**MATERIALS PROVIDED**
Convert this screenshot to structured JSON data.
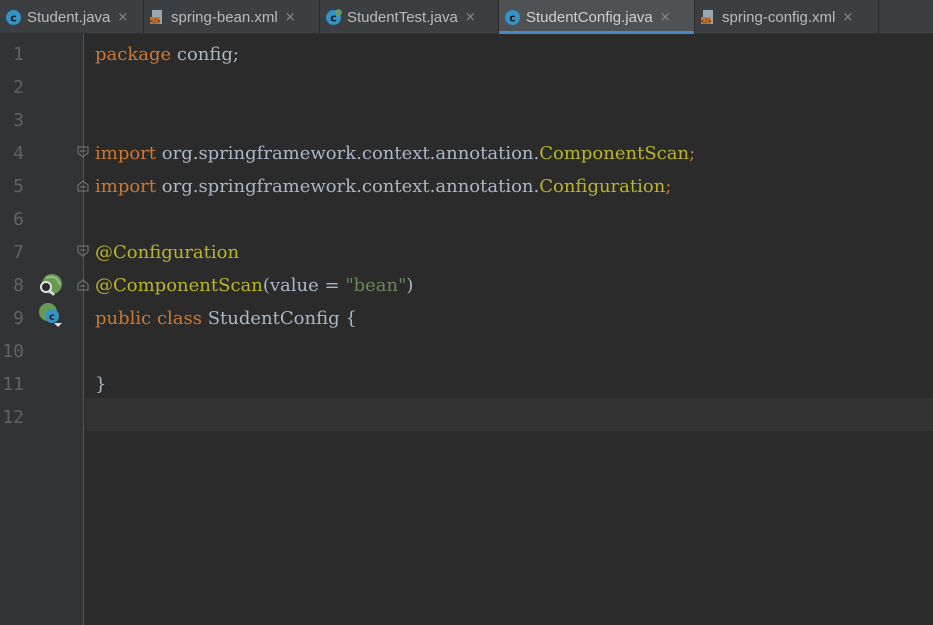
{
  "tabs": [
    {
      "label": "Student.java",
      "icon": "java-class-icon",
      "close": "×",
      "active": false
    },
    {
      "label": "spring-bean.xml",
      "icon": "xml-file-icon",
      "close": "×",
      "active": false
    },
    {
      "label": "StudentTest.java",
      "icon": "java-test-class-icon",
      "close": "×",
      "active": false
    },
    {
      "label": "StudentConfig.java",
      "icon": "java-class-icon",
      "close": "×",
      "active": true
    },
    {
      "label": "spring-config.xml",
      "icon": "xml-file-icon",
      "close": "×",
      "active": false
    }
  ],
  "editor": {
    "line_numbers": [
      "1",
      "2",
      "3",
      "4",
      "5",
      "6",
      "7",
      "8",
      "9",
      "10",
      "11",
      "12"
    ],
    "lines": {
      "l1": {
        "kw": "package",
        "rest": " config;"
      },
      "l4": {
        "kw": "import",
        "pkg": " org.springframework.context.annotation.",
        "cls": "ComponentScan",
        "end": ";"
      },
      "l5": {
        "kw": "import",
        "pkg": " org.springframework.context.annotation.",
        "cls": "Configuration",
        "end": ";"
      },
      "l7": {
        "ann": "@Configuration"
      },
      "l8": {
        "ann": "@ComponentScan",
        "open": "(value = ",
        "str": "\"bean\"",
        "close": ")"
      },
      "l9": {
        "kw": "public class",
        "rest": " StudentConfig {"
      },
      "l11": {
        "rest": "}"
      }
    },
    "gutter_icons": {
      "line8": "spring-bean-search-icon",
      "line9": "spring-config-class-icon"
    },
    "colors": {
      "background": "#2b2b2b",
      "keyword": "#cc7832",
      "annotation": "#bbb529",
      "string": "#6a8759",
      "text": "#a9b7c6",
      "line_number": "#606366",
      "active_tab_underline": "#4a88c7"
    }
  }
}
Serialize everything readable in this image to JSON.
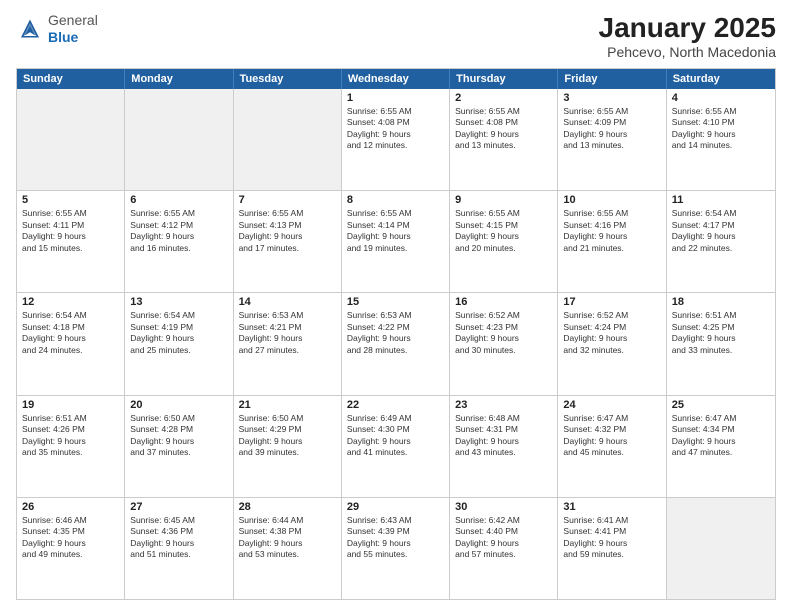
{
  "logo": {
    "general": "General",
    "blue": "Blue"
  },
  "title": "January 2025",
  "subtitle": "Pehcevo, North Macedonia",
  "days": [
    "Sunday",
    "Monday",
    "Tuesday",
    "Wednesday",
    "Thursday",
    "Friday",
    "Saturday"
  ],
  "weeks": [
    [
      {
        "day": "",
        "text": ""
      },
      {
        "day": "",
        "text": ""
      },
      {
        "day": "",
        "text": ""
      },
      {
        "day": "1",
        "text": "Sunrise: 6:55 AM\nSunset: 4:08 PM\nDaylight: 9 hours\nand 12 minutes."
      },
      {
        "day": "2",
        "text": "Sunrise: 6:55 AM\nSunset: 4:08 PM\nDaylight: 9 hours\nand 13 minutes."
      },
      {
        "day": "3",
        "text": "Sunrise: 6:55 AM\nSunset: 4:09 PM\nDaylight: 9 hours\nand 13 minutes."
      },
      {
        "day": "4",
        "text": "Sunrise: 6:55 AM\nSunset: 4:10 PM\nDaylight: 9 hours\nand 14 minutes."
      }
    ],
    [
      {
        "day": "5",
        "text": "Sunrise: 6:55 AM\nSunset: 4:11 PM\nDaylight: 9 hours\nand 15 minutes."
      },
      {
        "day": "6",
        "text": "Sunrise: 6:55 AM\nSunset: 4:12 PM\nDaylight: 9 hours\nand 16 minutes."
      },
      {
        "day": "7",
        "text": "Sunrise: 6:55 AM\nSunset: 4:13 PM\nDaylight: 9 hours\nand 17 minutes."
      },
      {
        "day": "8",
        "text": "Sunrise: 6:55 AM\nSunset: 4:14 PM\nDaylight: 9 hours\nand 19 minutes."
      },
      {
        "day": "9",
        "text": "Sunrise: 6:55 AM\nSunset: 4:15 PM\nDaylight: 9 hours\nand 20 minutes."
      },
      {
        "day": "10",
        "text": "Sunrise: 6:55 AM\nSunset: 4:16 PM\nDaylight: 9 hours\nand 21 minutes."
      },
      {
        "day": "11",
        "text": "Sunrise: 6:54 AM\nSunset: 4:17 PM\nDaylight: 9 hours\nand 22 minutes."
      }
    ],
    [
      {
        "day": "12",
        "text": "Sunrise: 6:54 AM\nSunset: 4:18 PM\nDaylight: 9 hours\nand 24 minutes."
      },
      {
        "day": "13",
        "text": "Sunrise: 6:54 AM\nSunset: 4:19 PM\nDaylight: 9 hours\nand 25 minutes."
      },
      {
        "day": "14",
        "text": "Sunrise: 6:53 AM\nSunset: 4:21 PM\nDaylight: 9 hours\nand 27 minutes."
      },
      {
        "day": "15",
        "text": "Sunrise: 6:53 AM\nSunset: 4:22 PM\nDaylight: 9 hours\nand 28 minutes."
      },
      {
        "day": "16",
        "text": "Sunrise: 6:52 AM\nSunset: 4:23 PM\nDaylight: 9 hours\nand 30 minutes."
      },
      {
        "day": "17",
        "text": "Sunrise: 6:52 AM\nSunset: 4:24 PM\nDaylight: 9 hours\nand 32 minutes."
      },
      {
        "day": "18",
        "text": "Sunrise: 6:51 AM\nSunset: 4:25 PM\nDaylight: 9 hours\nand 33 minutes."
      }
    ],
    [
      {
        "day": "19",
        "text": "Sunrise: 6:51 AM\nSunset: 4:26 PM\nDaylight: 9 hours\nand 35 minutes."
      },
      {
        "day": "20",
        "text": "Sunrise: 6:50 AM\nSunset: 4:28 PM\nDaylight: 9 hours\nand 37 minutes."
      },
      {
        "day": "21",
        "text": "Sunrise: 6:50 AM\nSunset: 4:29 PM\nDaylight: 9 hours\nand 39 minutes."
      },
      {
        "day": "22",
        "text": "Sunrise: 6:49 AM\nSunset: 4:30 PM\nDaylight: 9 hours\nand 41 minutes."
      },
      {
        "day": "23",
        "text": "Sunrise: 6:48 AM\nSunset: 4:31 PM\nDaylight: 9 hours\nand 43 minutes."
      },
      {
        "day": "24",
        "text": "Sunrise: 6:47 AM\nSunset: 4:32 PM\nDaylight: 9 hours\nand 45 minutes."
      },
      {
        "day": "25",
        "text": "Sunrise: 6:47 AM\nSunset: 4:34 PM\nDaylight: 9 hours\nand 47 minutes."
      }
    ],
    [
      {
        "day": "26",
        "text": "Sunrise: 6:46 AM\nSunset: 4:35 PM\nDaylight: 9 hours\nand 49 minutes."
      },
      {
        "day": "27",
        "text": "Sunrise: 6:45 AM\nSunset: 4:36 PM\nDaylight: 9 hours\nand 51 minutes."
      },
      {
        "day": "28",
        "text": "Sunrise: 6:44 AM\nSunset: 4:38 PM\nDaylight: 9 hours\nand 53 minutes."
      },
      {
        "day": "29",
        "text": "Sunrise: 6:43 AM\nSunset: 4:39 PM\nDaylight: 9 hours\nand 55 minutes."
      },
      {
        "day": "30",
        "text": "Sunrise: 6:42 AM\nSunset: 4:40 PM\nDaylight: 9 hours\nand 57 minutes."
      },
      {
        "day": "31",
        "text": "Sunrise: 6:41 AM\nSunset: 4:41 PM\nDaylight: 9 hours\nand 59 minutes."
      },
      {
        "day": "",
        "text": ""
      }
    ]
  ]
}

**TO DO**
Give back every line exactly as it stands, pictures excluded.

**SOLUTION FOR THIS TASK**
Convert this screenshot to structured JSON data.
{
  "tabs": [
    {
      "label": "Student.java",
      "icon": "java-class-icon",
      "close": "×",
      "active": false
    },
    {
      "label": "spring-bean.xml",
      "icon": "xml-file-icon",
      "close": "×",
      "active": false
    },
    {
      "label": "StudentTest.java",
      "icon": "java-test-class-icon",
      "close": "×",
      "active": false
    },
    {
      "label": "StudentConfig.java",
      "icon": "java-class-icon",
      "close": "×",
      "active": true
    },
    {
      "label": "spring-config.xml",
      "icon": "xml-file-icon",
      "close": "×",
      "active": false
    }
  ],
  "editor": {
    "line_numbers": [
      "1",
      "2",
      "3",
      "4",
      "5",
      "6",
      "7",
      "8",
      "9",
      "10",
      "11",
      "12"
    ],
    "lines": {
      "l1": {
        "kw": "package",
        "rest": " config;"
      },
      "l4": {
        "kw": "import",
        "pkg": " org.springframework.context.annotation.",
        "cls": "ComponentScan",
        "end": ";"
      },
      "l5": {
        "kw": "import",
        "pkg": " org.springframework.context.annotation.",
        "cls": "Configuration",
        "end": ";"
      },
      "l7": {
        "ann": "@Configuration"
      },
      "l8": {
        "ann": "@ComponentScan",
        "open": "(value = ",
        "str": "\"bean\"",
        "close": ")"
      },
      "l9": {
        "kw": "public class",
        "rest": " StudentConfig {"
      },
      "l11": {
        "rest": "}"
      }
    },
    "gutter_icons": {
      "line8": "spring-bean-search-icon",
      "line9": "spring-config-class-icon"
    },
    "colors": {
      "background": "#2b2b2b",
      "keyword": "#cc7832",
      "annotation": "#bbb529",
      "string": "#6a8759",
      "text": "#a9b7c6",
      "line_number": "#606366",
      "active_tab_underline": "#4a88c7"
    }
  }
}
Serialize everything readable in this image to JSON.
{
  "logo": {
    "general": "General",
    "blue": "Blue"
  },
  "title": "January 2025",
  "subtitle": "Pehcevo, North Macedonia",
  "days": [
    "Sunday",
    "Monday",
    "Tuesday",
    "Wednesday",
    "Thursday",
    "Friday",
    "Saturday"
  ],
  "weeks": [
    [
      {
        "day": "",
        "text": ""
      },
      {
        "day": "",
        "text": ""
      },
      {
        "day": "",
        "text": ""
      },
      {
        "day": "1",
        "text": "Sunrise: 6:55 AM\nSunset: 4:08 PM\nDaylight: 9 hours\nand 12 minutes."
      },
      {
        "day": "2",
        "text": "Sunrise: 6:55 AM\nSunset: 4:08 PM\nDaylight: 9 hours\nand 13 minutes."
      },
      {
        "day": "3",
        "text": "Sunrise: 6:55 AM\nSunset: 4:09 PM\nDaylight: 9 hours\nand 13 minutes."
      },
      {
        "day": "4",
        "text": "Sunrise: 6:55 AM\nSunset: 4:10 PM\nDaylight: 9 hours\nand 14 minutes."
      }
    ],
    [
      {
        "day": "5",
        "text": "Sunrise: 6:55 AM\nSunset: 4:11 PM\nDaylight: 9 hours\nand 15 minutes."
      },
      {
        "day": "6",
        "text": "Sunrise: 6:55 AM\nSunset: 4:12 PM\nDaylight: 9 hours\nand 16 minutes."
      },
      {
        "day": "7",
        "text": "Sunrise: 6:55 AM\nSunset: 4:13 PM\nDaylight: 9 hours\nand 17 minutes."
      },
      {
        "day": "8",
        "text": "Sunrise: 6:55 AM\nSunset: 4:14 PM\nDaylight: 9 hours\nand 19 minutes."
      },
      {
        "day": "9",
        "text": "Sunrise: 6:55 AM\nSunset: 4:15 PM\nDaylight: 9 hours\nand 20 minutes."
      },
      {
        "day": "10",
        "text": "Sunrise: 6:55 AM\nSunset: 4:16 PM\nDaylight: 9 hours\nand 21 minutes."
      },
      {
        "day": "11",
        "text": "Sunrise: 6:54 AM\nSunset: 4:17 PM\nDaylight: 9 hours\nand 22 minutes."
      }
    ],
    [
      {
        "day": "12",
        "text": "Sunrise: 6:54 AM\nSunset: 4:18 PM\nDaylight: 9 hours\nand 24 minutes."
      },
      {
        "day": "13",
        "text": "Sunrise: 6:54 AM\nSunset: 4:19 PM\nDaylight: 9 hours\nand 25 minutes."
      },
      {
        "day": "14",
        "text": "Sunrise: 6:53 AM\nSunset: 4:21 PM\nDaylight: 9 hours\nand 27 minutes."
      },
      {
        "day": "15",
        "text": "Sunrise: 6:53 AM\nSunset: 4:22 PM\nDaylight: 9 hours\nand 28 minutes."
      },
      {
        "day": "16",
        "text": "Sunrise: 6:52 AM\nSunset: 4:23 PM\nDaylight: 9 hours\nand 30 minutes."
      },
      {
        "day": "17",
        "text": "Sunrise: 6:52 AM\nSunset: 4:24 PM\nDaylight: 9 hours\nand 32 minutes."
      },
      {
        "day": "18",
        "text": "Sunrise: 6:51 AM\nSunset: 4:25 PM\nDaylight: 9 hours\nand 33 minutes."
      }
    ],
    [
      {
        "day": "19",
        "text": "Sunrise: 6:51 AM\nSunset: 4:26 PM\nDaylight: 9 hours\nand 35 minutes."
      },
      {
        "day": "20",
        "text": "Sunrise: 6:50 AM\nSunset: 4:28 PM\nDaylight: 9 hours\nand 37 minutes."
      },
      {
        "day": "21",
        "text": "Sunrise: 6:50 AM\nSunset: 4:29 PM\nDaylight: 9 hours\nand 39 minutes."
      },
      {
        "day": "22",
        "text": "Sunrise: 6:49 AM\nSunset: 4:30 PM\nDaylight: 9 hours\nand 41 minutes."
      },
      {
        "day": "23",
        "text": "Sunrise: 6:48 AM\nSunset: 4:31 PM\nDaylight: 9 hours\nand 43 minutes."
      },
      {
        "day": "24",
        "text": "Sunrise: 6:47 AM\nSunset: 4:32 PM\nDaylight: 9 hours\nand 45 minutes."
      },
      {
        "day": "25",
        "text": "Sunrise: 6:47 AM\nSunset: 4:34 PM\nDaylight: 9 hours\nand 47 minutes."
      }
    ],
    [
      {
        "day": "26",
        "text": "Sunrise: 6:46 AM\nSunset: 4:35 PM\nDaylight: 9 hours\nand 49 minutes."
      },
      {
        "day": "27",
        "text": "Sunrise: 6:45 AM\nSunset: 4:36 PM\nDaylight: 9 hours\nand 51 minutes."
      },
      {
        "day": "28",
        "text": "Sunrise: 6:44 AM\nSunset: 4:38 PM\nDaylight: 9 hours\nand 53 minutes."
      },
      {
        "day": "29",
        "text": "Sunrise: 6:43 AM\nSunset: 4:39 PM\nDaylight: 9 hours\nand 55 minutes."
      },
      {
        "day": "30",
        "text": "Sunrise: 6:42 AM\nSunset: 4:40 PM\nDaylight: 9 hours\nand 57 minutes."
      },
      {
        "day": "31",
        "text": "Sunrise: 6:41 AM\nSunset: 4:41 PM\nDaylight: 9 hours\nand 59 minutes."
      },
      {
        "day": "",
        "text": ""
      }
    ]
  ]
}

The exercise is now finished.